■ THE REQUEST
Tally all lines containing the word "Stop". Give the number alone.

━━ RECORDS FOR THIS EXERCISE

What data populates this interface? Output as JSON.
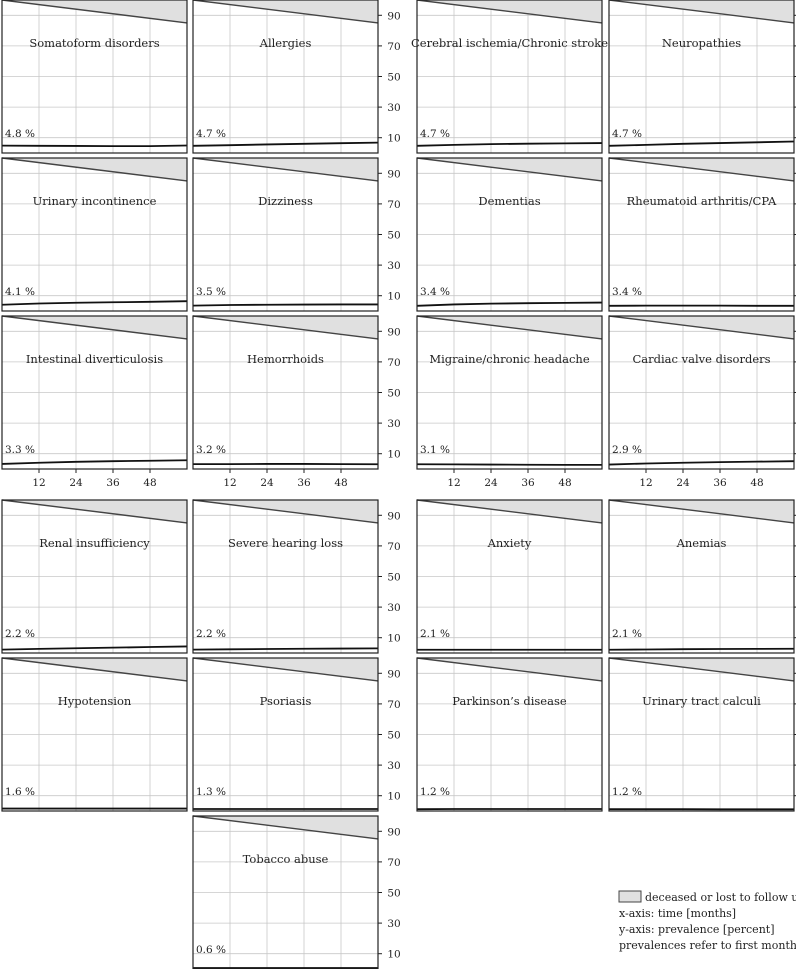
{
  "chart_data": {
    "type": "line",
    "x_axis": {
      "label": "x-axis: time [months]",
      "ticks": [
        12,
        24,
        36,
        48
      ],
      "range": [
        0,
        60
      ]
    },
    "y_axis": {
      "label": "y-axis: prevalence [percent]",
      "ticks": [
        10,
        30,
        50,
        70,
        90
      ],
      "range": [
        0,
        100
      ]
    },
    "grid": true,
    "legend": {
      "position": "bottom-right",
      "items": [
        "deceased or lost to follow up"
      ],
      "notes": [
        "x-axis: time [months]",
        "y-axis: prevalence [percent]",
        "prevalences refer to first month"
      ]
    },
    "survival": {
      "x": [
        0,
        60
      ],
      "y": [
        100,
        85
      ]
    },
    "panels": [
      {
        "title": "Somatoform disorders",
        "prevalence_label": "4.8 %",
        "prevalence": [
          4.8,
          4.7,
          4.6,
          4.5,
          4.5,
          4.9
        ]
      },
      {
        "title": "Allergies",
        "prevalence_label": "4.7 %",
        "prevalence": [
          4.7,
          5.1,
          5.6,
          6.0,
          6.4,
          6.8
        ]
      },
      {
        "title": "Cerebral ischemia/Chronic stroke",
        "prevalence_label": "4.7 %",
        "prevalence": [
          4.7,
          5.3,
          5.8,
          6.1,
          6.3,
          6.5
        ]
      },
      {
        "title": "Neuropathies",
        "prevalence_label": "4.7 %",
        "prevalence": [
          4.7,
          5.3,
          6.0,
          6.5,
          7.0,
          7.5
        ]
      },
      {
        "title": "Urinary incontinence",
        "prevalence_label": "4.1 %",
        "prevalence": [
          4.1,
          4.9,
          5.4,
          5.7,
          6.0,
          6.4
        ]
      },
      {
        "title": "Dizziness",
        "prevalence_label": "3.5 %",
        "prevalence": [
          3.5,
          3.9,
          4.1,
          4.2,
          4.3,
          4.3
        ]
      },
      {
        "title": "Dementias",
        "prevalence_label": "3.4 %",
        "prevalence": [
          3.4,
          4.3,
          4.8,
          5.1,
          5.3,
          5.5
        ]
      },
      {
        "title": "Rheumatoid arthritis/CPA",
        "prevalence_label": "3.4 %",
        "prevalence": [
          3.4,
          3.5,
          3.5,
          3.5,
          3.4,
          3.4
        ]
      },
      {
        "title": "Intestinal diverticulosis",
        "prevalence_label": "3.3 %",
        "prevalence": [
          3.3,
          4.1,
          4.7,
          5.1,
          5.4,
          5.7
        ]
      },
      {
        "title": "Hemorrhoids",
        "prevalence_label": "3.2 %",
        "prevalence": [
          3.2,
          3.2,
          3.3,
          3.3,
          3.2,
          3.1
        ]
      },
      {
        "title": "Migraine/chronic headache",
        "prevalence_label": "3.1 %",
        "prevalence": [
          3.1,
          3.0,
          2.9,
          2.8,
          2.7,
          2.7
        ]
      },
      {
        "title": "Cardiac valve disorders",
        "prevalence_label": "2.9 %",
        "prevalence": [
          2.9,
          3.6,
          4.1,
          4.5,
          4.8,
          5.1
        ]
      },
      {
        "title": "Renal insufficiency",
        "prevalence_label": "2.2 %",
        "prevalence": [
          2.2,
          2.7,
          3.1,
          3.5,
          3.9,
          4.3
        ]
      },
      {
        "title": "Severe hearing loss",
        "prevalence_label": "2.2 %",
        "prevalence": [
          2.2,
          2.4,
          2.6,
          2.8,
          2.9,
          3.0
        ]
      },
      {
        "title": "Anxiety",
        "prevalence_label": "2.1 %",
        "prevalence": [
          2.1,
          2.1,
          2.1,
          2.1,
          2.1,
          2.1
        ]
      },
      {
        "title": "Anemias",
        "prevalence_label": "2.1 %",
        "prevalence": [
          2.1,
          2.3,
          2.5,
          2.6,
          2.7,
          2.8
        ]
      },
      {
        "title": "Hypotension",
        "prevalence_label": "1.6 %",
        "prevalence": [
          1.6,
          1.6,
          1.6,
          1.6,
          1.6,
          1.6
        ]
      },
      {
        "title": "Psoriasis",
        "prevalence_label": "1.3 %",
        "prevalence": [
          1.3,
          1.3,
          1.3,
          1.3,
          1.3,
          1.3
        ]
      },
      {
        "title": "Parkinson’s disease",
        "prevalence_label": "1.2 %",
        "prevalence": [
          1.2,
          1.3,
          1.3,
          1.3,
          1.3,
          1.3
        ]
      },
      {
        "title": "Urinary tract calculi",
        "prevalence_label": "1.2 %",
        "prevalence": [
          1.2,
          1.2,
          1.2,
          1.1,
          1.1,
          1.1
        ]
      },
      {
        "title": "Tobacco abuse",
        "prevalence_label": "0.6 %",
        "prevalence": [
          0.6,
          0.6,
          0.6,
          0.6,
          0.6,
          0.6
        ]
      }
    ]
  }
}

━━━━
━━ RECORDS FOR THIS EXERCISE

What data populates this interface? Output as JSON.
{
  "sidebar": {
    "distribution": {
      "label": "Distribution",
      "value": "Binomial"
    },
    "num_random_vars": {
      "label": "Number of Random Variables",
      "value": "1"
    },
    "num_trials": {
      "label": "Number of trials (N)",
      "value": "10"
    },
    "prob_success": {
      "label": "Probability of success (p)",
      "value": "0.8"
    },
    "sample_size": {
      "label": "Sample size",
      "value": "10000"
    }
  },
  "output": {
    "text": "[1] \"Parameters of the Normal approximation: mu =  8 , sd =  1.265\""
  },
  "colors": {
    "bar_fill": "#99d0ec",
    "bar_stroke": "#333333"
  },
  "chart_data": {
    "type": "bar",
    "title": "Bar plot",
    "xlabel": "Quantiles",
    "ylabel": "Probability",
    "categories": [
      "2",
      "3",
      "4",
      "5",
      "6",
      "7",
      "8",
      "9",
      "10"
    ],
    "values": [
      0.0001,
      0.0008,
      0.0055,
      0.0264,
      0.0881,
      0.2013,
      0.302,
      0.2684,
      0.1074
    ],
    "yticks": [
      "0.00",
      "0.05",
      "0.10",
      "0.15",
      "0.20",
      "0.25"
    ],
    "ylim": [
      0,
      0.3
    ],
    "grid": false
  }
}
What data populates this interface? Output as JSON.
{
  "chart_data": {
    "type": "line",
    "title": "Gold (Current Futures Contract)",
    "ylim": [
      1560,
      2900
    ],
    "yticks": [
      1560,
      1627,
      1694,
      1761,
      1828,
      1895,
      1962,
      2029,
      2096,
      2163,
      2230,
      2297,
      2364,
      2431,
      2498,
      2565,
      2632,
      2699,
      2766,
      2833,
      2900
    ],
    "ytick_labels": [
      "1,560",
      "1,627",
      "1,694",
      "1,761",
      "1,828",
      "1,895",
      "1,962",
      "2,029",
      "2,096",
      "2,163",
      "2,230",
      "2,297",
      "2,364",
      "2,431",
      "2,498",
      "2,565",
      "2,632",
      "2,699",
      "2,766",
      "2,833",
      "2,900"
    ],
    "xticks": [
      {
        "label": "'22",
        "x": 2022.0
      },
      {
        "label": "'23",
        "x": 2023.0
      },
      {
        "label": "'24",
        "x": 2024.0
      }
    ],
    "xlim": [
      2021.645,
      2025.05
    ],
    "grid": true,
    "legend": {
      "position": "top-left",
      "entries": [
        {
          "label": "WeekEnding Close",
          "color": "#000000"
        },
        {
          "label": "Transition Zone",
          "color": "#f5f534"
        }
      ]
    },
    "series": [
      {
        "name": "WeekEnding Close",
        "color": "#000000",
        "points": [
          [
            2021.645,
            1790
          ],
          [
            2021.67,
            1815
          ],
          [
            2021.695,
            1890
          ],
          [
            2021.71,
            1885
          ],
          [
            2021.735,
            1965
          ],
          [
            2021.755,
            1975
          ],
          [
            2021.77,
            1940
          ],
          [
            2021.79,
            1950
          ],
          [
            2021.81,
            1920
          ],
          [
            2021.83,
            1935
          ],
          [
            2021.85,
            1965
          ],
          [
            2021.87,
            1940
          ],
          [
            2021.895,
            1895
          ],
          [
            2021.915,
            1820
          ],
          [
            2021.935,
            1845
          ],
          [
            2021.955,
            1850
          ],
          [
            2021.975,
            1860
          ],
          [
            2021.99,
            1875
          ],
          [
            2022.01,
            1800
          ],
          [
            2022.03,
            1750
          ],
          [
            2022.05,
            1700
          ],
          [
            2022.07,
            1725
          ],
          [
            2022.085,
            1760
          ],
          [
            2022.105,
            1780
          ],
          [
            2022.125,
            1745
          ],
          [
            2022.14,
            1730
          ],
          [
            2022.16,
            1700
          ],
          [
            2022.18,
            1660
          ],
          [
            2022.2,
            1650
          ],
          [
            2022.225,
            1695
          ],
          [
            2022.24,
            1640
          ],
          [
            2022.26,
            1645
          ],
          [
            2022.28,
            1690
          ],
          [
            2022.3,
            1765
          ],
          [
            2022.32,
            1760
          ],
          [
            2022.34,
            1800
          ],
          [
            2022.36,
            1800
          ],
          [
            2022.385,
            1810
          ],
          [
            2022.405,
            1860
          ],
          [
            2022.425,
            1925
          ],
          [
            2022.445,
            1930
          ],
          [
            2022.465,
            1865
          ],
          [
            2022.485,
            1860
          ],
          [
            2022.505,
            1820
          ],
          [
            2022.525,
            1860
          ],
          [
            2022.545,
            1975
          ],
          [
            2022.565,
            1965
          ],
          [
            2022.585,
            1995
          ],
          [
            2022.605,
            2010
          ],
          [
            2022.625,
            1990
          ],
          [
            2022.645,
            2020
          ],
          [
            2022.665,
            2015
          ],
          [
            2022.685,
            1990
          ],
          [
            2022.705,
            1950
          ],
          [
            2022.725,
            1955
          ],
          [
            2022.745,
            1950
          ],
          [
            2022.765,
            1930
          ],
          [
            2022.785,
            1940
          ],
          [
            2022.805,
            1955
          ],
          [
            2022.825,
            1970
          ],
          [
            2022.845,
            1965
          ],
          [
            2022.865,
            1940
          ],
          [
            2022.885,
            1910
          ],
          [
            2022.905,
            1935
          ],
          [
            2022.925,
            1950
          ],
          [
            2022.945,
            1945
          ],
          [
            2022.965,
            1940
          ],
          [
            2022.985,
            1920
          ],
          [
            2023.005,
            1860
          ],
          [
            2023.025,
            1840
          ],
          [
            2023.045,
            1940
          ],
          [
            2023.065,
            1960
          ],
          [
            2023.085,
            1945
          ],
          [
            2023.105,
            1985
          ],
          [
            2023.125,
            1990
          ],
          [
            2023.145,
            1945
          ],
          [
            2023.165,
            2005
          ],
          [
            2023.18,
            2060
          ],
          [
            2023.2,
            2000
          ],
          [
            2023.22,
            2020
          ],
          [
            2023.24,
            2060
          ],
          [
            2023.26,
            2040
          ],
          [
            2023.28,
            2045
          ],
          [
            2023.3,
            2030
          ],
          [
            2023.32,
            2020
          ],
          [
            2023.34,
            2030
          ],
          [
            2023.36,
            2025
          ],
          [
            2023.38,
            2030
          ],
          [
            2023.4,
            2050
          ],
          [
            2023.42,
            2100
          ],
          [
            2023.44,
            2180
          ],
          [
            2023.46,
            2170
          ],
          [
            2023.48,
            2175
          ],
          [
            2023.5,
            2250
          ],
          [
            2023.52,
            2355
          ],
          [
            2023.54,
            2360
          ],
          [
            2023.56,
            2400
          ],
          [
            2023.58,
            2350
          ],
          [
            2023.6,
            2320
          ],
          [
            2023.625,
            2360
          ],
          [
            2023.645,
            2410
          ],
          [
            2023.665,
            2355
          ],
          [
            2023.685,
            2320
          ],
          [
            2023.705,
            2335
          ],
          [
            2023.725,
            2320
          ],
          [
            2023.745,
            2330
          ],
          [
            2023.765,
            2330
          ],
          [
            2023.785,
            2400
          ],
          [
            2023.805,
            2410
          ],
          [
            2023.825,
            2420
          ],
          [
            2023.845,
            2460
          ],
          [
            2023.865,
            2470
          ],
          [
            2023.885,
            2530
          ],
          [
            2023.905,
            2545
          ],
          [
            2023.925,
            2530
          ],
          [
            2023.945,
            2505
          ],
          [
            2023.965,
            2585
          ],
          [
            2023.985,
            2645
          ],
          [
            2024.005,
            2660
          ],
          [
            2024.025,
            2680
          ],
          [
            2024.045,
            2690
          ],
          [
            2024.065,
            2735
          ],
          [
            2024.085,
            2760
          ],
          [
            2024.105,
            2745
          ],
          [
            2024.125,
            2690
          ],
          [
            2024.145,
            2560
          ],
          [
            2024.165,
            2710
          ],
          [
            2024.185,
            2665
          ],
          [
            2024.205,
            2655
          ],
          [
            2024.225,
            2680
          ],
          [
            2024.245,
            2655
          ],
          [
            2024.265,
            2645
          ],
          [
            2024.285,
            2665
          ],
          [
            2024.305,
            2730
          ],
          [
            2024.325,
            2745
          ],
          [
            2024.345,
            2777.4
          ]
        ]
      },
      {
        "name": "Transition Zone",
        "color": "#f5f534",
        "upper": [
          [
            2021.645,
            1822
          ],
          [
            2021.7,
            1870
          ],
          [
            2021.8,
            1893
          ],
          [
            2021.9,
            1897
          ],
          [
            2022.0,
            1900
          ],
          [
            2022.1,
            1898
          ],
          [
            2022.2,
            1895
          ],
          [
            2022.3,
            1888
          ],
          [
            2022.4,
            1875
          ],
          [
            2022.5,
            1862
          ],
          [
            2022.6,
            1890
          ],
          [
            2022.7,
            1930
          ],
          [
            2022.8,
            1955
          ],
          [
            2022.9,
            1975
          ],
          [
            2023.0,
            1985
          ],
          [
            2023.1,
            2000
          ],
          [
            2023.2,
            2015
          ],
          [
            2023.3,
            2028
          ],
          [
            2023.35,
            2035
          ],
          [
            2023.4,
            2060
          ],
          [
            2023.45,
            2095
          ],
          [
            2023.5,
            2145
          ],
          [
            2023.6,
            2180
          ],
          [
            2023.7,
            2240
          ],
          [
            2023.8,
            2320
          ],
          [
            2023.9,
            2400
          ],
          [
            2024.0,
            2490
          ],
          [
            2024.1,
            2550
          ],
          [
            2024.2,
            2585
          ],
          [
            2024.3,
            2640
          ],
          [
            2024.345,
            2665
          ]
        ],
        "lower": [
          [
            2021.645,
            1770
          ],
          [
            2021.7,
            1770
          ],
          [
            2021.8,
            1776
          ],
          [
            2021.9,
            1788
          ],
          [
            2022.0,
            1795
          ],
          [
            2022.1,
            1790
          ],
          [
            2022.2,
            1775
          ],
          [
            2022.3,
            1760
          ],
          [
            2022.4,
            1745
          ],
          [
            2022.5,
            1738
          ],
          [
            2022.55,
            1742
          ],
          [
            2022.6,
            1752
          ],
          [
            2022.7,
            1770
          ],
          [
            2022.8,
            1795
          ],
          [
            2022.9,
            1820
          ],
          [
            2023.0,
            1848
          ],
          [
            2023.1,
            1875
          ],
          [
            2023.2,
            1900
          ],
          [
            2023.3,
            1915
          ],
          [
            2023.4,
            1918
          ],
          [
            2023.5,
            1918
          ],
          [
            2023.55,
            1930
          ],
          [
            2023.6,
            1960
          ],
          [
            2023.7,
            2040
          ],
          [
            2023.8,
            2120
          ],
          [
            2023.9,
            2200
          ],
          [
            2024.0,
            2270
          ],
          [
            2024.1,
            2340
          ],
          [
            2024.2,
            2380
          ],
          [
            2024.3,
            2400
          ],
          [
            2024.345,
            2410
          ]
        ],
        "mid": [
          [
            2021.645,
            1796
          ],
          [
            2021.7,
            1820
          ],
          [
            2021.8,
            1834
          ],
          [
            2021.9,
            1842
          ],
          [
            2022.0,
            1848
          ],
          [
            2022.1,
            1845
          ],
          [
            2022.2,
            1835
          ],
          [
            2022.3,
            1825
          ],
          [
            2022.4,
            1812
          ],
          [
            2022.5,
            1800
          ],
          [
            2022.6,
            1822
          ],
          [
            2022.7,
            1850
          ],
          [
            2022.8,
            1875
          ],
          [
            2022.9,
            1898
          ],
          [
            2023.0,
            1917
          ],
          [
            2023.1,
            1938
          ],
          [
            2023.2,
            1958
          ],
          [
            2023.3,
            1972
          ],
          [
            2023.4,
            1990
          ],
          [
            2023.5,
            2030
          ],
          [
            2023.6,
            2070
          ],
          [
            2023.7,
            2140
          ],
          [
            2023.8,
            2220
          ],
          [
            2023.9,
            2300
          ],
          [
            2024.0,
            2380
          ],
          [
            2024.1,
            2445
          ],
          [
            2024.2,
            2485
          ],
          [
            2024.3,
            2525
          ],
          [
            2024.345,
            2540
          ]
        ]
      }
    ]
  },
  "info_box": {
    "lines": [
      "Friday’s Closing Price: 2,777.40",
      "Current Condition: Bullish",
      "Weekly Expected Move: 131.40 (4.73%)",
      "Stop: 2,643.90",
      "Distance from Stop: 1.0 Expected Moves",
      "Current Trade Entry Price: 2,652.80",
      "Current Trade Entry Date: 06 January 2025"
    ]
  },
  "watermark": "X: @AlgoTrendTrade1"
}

━━━━

■ COMPLETED TASK
2